▶ [Task description]:
Set each entry down verbatim, omitting images.

[Figure data in JSON]
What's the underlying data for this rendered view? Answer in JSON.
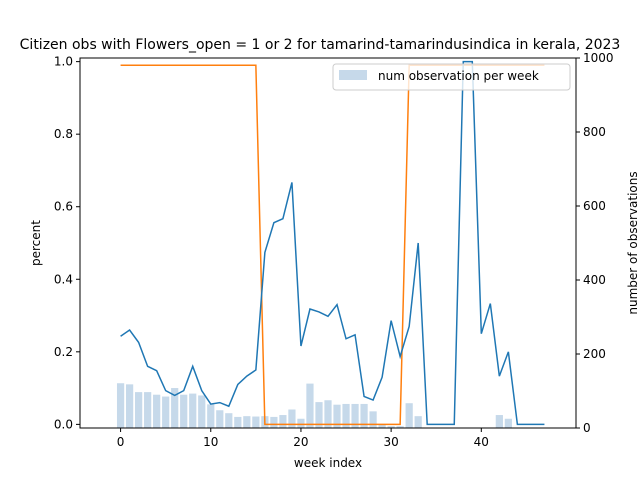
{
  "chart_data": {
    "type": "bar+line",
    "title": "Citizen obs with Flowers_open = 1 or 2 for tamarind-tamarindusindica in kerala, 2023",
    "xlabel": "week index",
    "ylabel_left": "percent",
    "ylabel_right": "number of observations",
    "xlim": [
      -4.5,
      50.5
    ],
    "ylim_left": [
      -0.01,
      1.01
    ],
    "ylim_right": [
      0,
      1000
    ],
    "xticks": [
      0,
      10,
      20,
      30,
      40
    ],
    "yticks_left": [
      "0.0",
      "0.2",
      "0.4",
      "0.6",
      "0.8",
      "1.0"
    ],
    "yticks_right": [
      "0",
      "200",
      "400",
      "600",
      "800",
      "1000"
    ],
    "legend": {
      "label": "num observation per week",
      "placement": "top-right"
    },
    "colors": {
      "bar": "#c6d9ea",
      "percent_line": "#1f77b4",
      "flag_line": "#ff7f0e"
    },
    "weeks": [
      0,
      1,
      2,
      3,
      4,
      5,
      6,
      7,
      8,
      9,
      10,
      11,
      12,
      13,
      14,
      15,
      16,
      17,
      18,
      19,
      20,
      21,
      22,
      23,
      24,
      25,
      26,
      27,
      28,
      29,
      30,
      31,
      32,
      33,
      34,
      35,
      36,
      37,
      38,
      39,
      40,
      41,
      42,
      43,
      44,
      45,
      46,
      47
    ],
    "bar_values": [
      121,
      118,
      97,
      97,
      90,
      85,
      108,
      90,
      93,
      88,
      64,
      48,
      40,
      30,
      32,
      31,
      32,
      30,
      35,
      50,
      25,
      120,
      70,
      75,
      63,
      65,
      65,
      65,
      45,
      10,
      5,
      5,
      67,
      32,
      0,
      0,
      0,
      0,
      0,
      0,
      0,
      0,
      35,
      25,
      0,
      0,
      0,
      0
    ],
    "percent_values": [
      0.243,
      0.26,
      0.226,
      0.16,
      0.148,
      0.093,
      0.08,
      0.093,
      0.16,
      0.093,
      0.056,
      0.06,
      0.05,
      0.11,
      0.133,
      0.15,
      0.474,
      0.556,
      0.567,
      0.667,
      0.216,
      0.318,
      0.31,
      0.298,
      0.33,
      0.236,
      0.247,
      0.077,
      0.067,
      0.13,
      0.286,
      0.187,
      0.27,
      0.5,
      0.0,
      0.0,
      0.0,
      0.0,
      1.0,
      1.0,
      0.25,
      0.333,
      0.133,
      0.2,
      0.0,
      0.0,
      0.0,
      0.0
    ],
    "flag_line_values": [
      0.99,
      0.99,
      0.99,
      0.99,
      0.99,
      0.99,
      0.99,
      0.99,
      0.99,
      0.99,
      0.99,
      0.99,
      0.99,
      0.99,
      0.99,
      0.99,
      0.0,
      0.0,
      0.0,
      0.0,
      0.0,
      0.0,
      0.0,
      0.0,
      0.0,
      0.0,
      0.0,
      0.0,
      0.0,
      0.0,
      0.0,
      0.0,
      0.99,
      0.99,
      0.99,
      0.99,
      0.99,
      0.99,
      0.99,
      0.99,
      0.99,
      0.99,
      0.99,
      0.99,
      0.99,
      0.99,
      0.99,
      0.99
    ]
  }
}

▶ [Answer]:
What's the underlying data for this rendered view? Answer in JSON.
{
  "chart_data": {
    "type": "bar+line",
    "title": "Citizen obs with Flowers_open = 1 or 2 for tamarind-tamarindusindica in kerala, 2023",
    "xlabel": "week index",
    "ylabel_left": "percent",
    "ylabel_right": "number of observations",
    "xlim": [
      -4.5,
      50.5
    ],
    "ylim_left": [
      -0.01,
      1.01
    ],
    "ylim_right": [
      0,
      1000
    ],
    "xticks": [
      0,
      10,
      20,
      30,
      40
    ],
    "yticks_left": [
      "0.0",
      "0.2",
      "0.4",
      "0.6",
      "0.8",
      "1.0"
    ],
    "yticks_right": [
      "0",
      "200",
      "400",
      "600",
      "800",
      "1000"
    ],
    "legend": {
      "label": "num observation per week",
      "placement": "top-right"
    },
    "colors": {
      "bar": "#c6d9ea",
      "percent_line": "#1f77b4",
      "flag_line": "#ff7f0e"
    },
    "weeks": [
      0,
      1,
      2,
      3,
      4,
      5,
      6,
      7,
      8,
      9,
      10,
      11,
      12,
      13,
      14,
      15,
      16,
      17,
      18,
      19,
      20,
      21,
      22,
      23,
      24,
      25,
      26,
      27,
      28,
      29,
      30,
      31,
      32,
      33,
      34,
      35,
      36,
      37,
      38,
      39,
      40,
      41,
      42,
      43,
      44,
      45,
      46,
      47
    ],
    "bar_values": [
      121,
      118,
      97,
      97,
      90,
      85,
      108,
      90,
      93,
      88,
      64,
      48,
      40,
      30,
      32,
      31,
      32,
      30,
      35,
      50,
      25,
      120,
      70,
      75,
      63,
      65,
      65,
      65,
      45,
      10,
      5,
      5,
      67,
      32,
      0,
      0,
      0,
      0,
      0,
      0,
      0,
      0,
      35,
      25,
      0,
      0,
      0,
      0
    ],
    "percent_values": [
      0.243,
      0.26,
      0.226,
      0.16,
      0.148,
      0.093,
      0.08,
      0.093,
      0.16,
      0.093,
      0.056,
      0.06,
      0.05,
      0.11,
      0.133,
      0.15,
      0.474,
      0.556,
      0.567,
      0.667,
      0.216,
      0.318,
      0.31,
      0.298,
      0.33,
      0.236,
      0.247,
      0.077,
      0.067,
      0.13,
      0.286,
      0.187,
      0.27,
      0.5,
      0.0,
      0.0,
      0.0,
      0.0,
      1.0,
      1.0,
      0.25,
      0.333,
      0.133,
      0.2,
      0.0,
      0.0,
      0.0,
      0.0
    ],
    "flag_line_values": [
      0.99,
      0.99,
      0.99,
      0.99,
      0.99,
      0.99,
      0.99,
      0.99,
      0.99,
      0.99,
      0.99,
      0.99,
      0.99,
      0.99,
      0.99,
      0.99,
      0.0,
      0.0,
      0.0,
      0.0,
      0.0,
      0.0,
      0.0,
      0.0,
      0.0,
      0.0,
      0.0,
      0.0,
      0.0,
      0.0,
      0.0,
      0.0,
      0.99,
      0.99,
      0.99,
      0.99,
      0.99,
      0.99,
      0.99,
      0.99,
      0.99,
      0.99,
      0.99,
      0.99,
      0.99,
      0.99,
      0.99,
      0.99
    ]
  }
}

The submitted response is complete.